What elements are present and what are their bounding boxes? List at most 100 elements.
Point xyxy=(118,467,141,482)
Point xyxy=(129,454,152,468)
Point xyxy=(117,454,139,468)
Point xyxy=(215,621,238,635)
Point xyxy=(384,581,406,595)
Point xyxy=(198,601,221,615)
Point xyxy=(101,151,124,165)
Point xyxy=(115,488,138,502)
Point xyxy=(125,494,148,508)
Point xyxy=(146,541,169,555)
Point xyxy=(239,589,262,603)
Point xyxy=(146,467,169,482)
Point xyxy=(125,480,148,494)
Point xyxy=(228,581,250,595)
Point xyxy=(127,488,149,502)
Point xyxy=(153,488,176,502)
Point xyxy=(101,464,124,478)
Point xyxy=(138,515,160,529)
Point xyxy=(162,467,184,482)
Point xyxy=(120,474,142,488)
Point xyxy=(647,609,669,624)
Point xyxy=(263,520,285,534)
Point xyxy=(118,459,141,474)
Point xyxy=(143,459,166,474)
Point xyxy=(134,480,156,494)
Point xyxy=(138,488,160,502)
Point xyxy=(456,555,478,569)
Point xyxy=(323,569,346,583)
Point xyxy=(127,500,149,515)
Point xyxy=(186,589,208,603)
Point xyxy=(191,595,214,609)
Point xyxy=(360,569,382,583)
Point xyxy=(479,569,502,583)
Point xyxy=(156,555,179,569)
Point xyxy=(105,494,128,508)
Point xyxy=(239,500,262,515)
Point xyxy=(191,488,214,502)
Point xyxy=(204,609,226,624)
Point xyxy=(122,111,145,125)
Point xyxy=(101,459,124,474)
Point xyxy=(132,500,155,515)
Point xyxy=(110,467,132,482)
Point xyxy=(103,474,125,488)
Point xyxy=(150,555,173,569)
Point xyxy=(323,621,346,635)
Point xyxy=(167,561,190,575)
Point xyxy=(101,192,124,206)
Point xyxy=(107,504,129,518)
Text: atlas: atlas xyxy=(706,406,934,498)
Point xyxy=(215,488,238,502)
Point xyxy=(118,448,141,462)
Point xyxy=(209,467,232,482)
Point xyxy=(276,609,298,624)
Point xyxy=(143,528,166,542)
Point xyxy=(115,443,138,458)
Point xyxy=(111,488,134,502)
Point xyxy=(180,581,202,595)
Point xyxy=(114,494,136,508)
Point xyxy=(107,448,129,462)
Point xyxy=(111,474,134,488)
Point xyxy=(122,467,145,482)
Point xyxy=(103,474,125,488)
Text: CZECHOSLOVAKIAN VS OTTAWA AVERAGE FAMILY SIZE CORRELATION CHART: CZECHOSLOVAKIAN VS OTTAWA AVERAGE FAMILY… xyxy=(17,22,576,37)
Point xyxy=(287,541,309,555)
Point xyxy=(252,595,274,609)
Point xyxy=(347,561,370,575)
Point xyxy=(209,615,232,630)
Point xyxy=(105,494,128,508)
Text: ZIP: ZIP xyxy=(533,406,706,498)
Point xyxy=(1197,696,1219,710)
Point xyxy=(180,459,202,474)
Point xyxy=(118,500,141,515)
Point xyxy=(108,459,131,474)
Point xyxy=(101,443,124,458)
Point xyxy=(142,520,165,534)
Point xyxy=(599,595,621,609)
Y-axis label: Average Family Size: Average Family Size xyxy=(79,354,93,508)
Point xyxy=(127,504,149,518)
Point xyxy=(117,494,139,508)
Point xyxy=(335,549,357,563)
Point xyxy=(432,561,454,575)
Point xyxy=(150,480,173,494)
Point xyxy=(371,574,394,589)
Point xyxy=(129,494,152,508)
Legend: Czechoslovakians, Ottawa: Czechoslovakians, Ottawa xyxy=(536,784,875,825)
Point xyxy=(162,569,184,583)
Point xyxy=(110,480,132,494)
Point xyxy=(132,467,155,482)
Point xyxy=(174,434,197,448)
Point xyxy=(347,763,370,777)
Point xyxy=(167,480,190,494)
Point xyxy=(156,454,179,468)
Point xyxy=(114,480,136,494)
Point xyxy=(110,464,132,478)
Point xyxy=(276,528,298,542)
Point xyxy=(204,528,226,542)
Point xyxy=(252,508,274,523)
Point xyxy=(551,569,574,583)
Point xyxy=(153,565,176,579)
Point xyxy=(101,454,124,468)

* * * * * * *

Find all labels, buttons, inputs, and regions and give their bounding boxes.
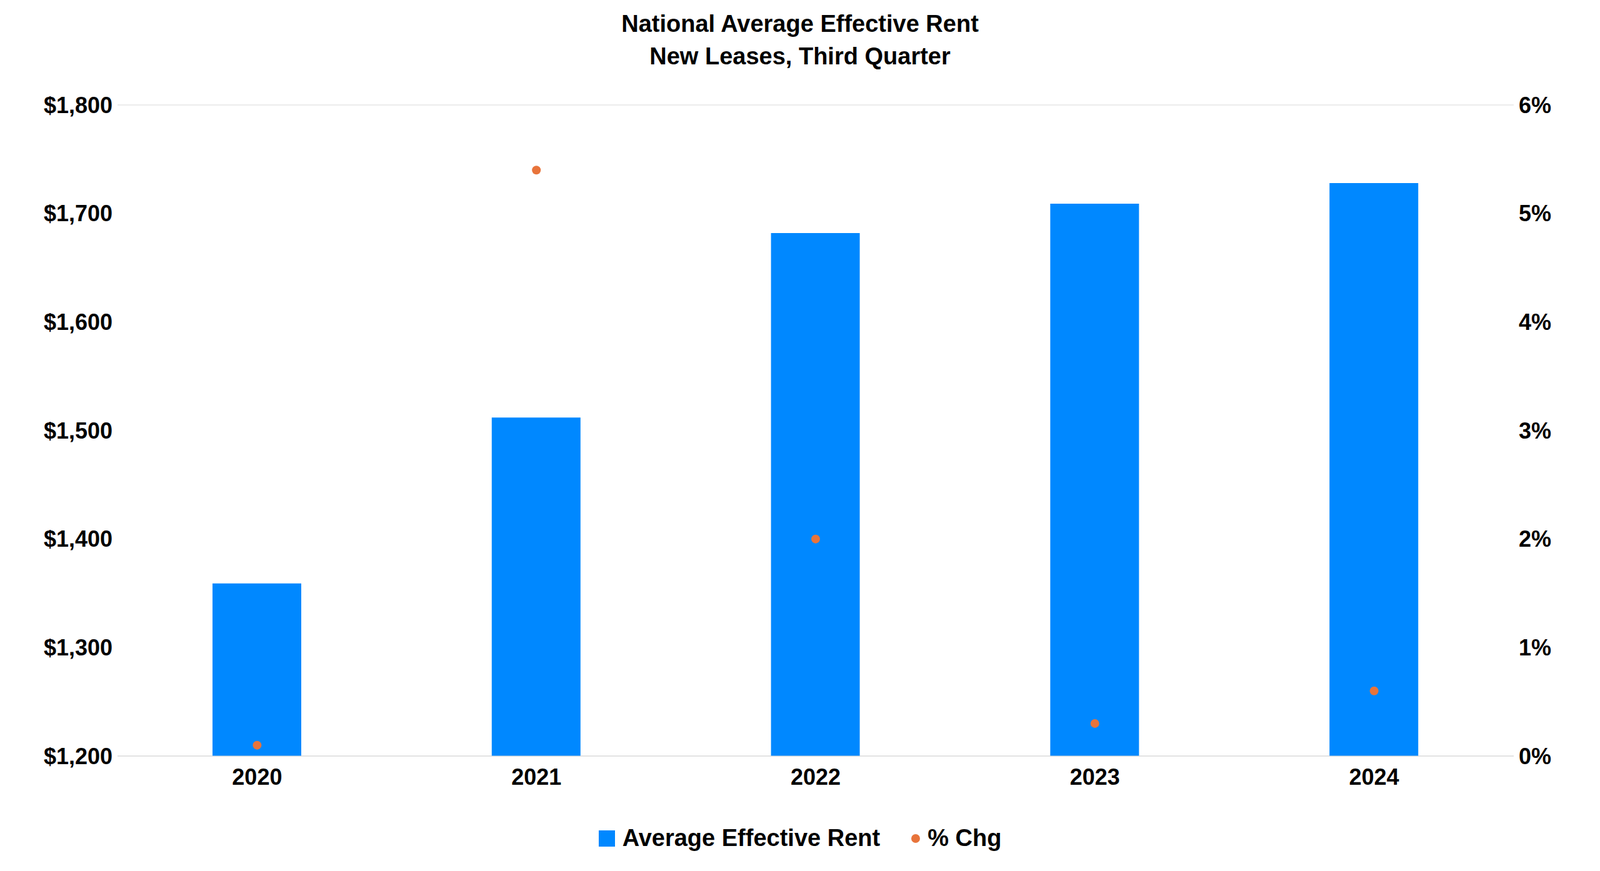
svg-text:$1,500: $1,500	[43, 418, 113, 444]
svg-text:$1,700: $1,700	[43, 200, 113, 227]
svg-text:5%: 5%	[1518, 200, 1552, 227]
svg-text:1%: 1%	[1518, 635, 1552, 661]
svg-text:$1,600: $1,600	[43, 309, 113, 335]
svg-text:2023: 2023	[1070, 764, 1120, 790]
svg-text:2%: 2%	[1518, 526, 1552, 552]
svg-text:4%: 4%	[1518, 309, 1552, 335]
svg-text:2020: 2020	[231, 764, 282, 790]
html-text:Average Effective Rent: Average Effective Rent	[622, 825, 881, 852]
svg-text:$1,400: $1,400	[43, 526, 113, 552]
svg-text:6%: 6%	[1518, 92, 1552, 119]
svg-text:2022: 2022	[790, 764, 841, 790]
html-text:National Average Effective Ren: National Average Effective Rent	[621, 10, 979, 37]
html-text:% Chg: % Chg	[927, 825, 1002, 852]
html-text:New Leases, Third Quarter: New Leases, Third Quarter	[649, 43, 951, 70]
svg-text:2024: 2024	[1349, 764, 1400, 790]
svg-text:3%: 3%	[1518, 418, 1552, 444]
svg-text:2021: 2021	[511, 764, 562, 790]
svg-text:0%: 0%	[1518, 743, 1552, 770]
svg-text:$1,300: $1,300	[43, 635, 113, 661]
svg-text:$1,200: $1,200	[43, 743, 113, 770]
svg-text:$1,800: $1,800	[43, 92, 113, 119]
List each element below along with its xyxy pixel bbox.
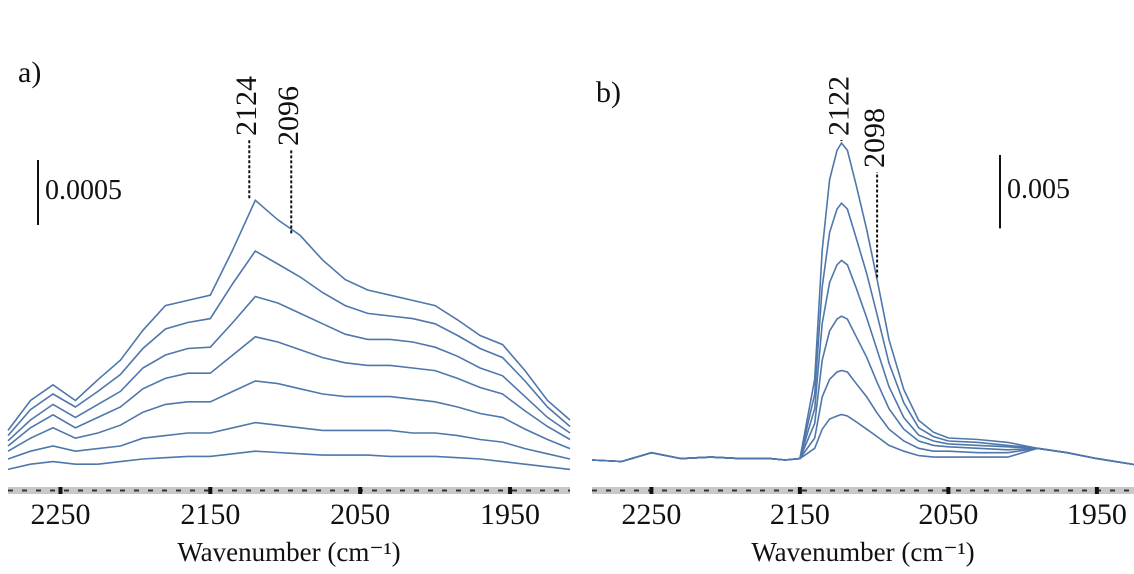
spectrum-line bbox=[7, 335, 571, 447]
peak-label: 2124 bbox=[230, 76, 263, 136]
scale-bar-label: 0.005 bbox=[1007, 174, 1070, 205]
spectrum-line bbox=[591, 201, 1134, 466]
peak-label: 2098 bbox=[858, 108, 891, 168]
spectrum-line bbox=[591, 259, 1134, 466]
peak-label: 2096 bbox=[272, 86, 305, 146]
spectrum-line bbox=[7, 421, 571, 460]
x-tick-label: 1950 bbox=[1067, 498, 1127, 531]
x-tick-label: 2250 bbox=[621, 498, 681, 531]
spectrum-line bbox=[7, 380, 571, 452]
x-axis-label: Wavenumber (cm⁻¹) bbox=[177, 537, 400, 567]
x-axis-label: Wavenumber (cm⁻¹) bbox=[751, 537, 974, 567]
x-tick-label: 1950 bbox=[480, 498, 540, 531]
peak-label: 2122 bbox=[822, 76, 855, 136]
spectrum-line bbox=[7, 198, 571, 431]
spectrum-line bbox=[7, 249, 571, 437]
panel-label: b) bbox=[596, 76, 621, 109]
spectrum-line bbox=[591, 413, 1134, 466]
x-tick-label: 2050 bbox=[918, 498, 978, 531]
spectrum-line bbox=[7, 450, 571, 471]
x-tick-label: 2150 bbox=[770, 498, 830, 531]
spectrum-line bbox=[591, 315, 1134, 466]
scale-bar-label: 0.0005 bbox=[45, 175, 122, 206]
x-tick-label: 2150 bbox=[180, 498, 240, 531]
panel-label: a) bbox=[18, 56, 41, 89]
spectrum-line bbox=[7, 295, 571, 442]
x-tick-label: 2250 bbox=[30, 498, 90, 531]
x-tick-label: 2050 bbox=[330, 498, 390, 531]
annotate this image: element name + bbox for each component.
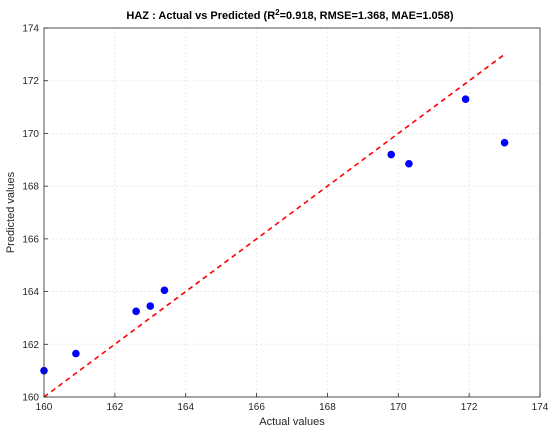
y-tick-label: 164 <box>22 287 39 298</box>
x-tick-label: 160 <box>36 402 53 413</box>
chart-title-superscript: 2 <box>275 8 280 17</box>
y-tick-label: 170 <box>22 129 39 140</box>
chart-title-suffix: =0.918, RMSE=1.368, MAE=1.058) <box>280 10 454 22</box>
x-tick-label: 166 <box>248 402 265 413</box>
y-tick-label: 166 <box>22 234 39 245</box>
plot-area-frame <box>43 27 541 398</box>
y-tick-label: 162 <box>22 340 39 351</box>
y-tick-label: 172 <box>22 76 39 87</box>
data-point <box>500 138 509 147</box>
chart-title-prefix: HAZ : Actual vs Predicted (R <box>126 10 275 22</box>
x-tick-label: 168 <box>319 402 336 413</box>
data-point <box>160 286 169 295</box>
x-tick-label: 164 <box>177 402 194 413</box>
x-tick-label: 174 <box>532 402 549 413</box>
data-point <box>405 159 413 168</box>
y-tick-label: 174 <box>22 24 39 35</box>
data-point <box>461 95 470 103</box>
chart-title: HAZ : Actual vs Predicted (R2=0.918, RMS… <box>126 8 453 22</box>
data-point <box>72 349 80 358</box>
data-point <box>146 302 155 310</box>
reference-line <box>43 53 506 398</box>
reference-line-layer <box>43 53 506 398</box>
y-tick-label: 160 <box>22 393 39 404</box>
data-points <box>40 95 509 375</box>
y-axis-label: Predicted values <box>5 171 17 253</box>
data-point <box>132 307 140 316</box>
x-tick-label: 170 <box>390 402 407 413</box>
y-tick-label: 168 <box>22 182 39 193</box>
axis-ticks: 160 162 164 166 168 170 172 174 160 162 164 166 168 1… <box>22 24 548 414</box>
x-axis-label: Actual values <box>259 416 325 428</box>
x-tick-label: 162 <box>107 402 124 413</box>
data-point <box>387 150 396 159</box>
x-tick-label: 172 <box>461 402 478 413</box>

* * * * * * *

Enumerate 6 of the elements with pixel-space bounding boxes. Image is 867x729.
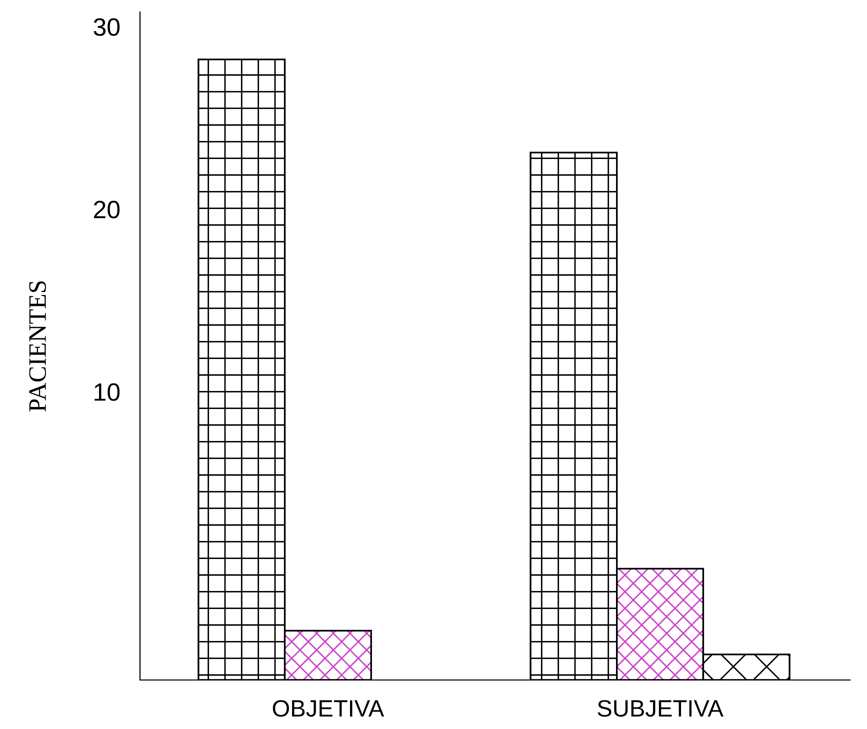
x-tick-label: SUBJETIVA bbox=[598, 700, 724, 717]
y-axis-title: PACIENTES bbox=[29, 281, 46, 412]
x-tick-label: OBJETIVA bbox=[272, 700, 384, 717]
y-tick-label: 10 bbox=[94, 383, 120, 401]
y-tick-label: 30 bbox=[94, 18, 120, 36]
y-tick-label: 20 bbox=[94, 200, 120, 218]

* * * * * * *

• 작성 지시
위 기록에서 "List each element"이 들어 있는 줄부터 "x-tick-label: 1950 bbox=[480, 498, 540, 531]"가 들어 있는 줄까지 그대로 다시 출력해 주세요. 그림은 답에 넣지 마세요.

• 과제 답변
List each element below along with its xyxy pixel bbox.
spectrum-line bbox=[7, 335, 571, 447]
peak-label: 2124 bbox=[230, 76, 263, 136]
scale-bar-label: 0.005 bbox=[1007, 174, 1070, 205]
spectrum-line bbox=[591, 201, 1134, 466]
peak-label: 2098 bbox=[858, 108, 891, 168]
spectrum-line bbox=[591, 259, 1134, 466]
peak-label: 2096 bbox=[272, 86, 305, 146]
spectrum-line bbox=[7, 421, 571, 460]
x-tick-label: 1950 bbox=[1067, 498, 1127, 531]
x-tick-label: 2250 bbox=[621, 498, 681, 531]
spectrum-line bbox=[7, 380, 571, 452]
x-axis-label: Wavenumber (cm⁻¹) bbox=[177, 537, 400, 567]
x-axis-label: Wavenumber (cm⁻¹) bbox=[751, 537, 974, 567]
x-tick-label: 1950 bbox=[480, 498, 540, 531]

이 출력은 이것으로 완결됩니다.